All entries are to be quoted exactly; the images stay out of the copy.

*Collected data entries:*

# # # # #

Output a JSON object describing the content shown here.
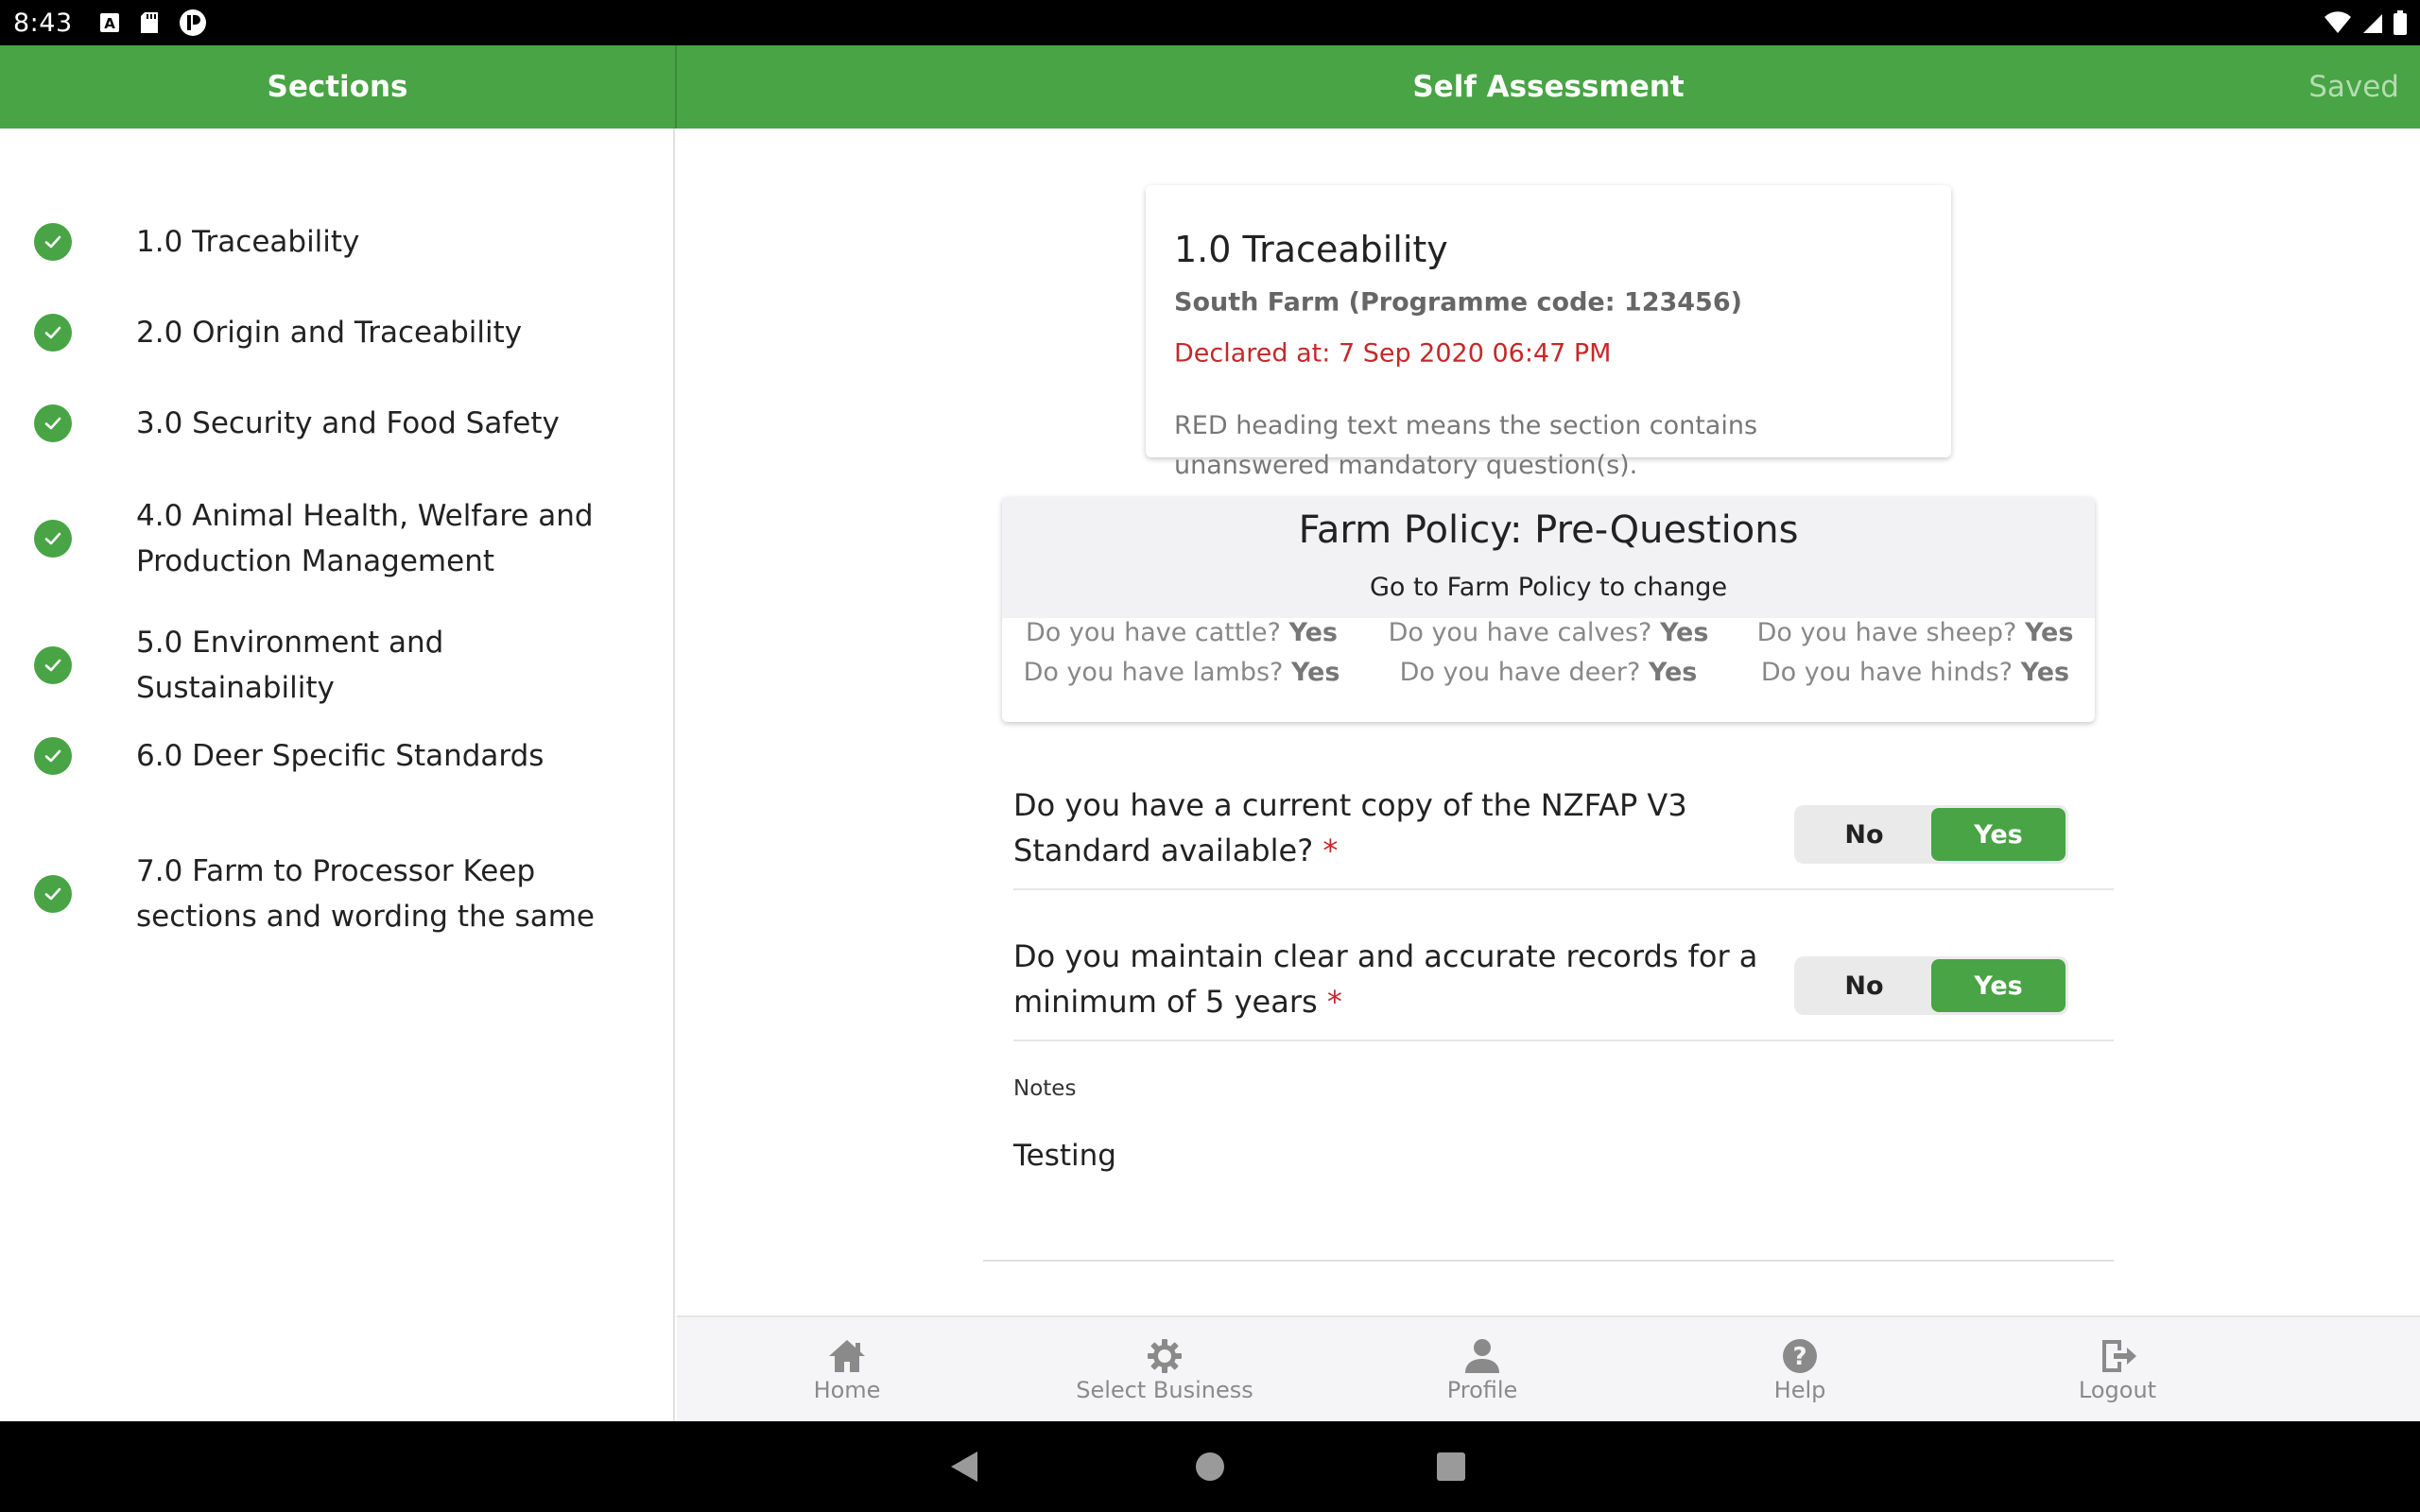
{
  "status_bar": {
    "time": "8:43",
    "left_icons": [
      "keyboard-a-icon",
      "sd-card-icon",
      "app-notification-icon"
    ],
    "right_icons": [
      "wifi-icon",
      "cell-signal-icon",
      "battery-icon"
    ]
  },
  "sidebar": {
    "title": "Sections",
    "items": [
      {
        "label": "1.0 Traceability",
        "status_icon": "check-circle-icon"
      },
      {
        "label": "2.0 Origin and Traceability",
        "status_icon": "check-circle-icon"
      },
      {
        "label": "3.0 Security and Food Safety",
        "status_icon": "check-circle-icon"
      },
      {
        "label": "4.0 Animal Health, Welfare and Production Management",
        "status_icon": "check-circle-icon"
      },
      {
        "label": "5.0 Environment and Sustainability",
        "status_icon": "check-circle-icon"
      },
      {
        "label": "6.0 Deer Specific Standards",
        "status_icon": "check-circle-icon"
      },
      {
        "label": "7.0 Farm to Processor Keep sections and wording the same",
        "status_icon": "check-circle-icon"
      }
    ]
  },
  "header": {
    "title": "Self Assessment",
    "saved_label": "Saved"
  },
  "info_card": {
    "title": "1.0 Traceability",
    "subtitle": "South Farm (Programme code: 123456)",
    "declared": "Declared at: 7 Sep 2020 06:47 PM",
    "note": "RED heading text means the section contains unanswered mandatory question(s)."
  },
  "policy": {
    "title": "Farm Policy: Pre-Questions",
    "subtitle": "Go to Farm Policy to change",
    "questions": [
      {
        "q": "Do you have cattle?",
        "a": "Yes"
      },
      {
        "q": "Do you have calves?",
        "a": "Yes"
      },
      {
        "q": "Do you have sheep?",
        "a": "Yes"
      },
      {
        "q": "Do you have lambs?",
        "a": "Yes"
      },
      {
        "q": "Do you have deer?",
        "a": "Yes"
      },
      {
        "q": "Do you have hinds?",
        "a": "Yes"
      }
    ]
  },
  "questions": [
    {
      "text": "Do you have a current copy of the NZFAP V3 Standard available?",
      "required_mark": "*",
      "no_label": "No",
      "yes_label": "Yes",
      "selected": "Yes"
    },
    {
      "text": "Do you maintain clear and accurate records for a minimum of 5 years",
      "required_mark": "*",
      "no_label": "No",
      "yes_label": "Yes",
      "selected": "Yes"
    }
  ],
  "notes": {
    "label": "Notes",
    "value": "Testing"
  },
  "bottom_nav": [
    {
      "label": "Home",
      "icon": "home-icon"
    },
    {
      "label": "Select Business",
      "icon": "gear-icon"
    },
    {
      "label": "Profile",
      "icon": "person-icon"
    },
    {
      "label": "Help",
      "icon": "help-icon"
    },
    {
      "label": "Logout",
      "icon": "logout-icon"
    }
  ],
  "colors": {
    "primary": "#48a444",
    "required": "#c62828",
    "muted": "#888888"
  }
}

# # # # #

*Final answer:*
Output a JSON object describing the content shown here.
{
  "status_bar": {
    "time": "8:43",
    "left_icons": [
      "keyboard-a-icon",
      "sd-card-icon",
      "app-notification-icon"
    ],
    "right_icons": [
      "wifi-icon",
      "cell-signal-icon",
      "battery-icon"
    ]
  },
  "sidebar": {
    "title": "Sections",
    "items": [
      {
        "label": "1.0 Traceability",
        "status_icon": "check-circle-icon"
      },
      {
        "label": "2.0 Origin and Traceability",
        "status_icon": "check-circle-icon"
      },
      {
        "label": "3.0 Security and Food Safety",
        "status_icon": "check-circle-icon"
      },
      {
        "label": "4.0 Animal Health, Welfare and Production Management",
        "status_icon": "check-circle-icon"
      },
      {
        "label": "5.0 Environment and Sustainability",
        "status_icon": "check-circle-icon"
      },
      {
        "label": "6.0 Deer Specific Standards",
        "status_icon": "check-circle-icon"
      },
      {
        "label": "7.0 Farm to Processor Keep sections and wording the same",
        "status_icon": "check-circle-icon"
      }
    ]
  },
  "header": {
    "title": "Self Assessment",
    "saved_label": "Saved"
  },
  "info_card": {
    "title": "1.0 Traceability",
    "subtitle": "South Farm (Programme code: 123456)",
    "declared": "Declared at: 7 Sep 2020 06:47 PM",
    "note": "RED heading text means the section contains unanswered mandatory question(s)."
  },
  "policy": {
    "title": "Farm Policy: Pre-Questions",
    "subtitle": "Go to Farm Policy to change",
    "questions": [
      {
        "q": "Do you have cattle?",
        "a": "Yes"
      },
      {
        "q": "Do you have calves?",
        "a": "Yes"
      },
      {
        "q": "Do you have sheep?",
        "a": "Yes"
      },
      {
        "q": "Do you have lambs?",
        "a": "Yes"
      },
      {
        "q": "Do you have deer?",
        "a": "Yes"
      },
      {
        "q": "Do you have hinds?",
        "a": "Yes"
      }
    ]
  },
  "questions": [
    {
      "text": "Do you have a current copy of the NZFAP V3 Standard available?",
      "required_mark": "*",
      "no_label": "No",
      "yes_label": "Yes",
      "selected": "Yes"
    },
    {
      "text": "Do you maintain clear and accurate records for a minimum of 5 years",
      "required_mark": "*",
      "no_label": "No",
      "yes_label": "Yes",
      "selected": "Yes"
    }
  ],
  "notes": {
    "label": "Notes",
    "value": "Testing"
  },
  "bottom_nav": [
    {
      "label": "Home",
      "icon": "home-icon"
    },
    {
      "label": "Select Business",
      "icon": "gear-icon"
    },
    {
      "label": "Profile",
      "icon": "person-icon"
    },
    {
      "label": "Help",
      "icon": "help-icon"
    },
    {
      "label": "Logout",
      "icon": "logout-icon"
    }
  ],
  "colors": {
    "primary": "#48a444",
    "required": "#c62828",
    "muted": "#888888"
  }
}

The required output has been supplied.